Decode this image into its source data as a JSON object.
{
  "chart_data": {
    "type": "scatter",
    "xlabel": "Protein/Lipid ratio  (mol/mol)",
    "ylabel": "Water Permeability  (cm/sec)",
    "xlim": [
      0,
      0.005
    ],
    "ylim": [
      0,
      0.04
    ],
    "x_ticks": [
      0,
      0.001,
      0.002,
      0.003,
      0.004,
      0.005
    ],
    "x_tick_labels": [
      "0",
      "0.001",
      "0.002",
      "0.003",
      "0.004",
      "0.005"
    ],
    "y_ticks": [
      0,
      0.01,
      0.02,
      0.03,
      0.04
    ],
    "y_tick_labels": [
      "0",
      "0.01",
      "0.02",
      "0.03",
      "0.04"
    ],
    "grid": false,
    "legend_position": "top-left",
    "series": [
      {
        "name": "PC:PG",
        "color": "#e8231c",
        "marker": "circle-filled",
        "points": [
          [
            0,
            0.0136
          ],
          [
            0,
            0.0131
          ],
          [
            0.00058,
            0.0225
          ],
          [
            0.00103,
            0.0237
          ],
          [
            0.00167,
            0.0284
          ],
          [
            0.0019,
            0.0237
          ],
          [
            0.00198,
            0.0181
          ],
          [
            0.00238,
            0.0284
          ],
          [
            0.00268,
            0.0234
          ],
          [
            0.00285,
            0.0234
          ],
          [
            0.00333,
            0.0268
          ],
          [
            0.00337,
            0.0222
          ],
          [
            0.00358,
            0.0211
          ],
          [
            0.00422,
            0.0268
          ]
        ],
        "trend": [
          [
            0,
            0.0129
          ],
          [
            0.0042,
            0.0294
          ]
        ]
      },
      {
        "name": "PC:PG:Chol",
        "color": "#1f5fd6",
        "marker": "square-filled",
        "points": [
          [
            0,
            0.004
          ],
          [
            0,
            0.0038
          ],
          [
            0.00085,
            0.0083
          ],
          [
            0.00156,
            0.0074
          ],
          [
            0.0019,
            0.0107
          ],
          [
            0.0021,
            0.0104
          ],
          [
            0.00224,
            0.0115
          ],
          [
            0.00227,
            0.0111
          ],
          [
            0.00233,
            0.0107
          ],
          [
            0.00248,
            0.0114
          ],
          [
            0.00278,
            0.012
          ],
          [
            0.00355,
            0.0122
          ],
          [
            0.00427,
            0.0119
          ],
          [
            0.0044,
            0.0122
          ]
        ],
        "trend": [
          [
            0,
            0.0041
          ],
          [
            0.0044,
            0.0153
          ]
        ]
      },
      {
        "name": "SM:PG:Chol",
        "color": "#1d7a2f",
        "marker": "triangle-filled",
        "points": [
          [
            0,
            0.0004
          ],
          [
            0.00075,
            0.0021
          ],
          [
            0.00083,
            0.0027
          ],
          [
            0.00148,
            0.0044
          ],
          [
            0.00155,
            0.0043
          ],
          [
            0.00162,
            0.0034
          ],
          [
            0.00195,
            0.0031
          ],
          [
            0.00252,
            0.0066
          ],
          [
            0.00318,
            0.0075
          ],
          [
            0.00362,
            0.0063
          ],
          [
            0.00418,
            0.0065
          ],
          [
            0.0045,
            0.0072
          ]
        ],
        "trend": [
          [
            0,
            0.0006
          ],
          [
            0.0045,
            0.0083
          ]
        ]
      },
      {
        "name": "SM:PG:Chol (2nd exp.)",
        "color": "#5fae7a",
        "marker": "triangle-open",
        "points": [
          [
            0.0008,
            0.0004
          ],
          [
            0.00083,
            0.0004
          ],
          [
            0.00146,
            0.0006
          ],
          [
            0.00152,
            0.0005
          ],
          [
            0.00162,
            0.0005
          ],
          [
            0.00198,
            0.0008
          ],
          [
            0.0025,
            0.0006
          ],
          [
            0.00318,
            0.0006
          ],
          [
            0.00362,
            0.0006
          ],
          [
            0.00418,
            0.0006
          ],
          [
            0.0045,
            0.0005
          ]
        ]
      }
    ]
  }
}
# # # # # # #
Assignment:
Copy out every line of the data that includes "triangle".

Written solution:
        "marker": "triangle-filled",
        "marker": "triangle-open",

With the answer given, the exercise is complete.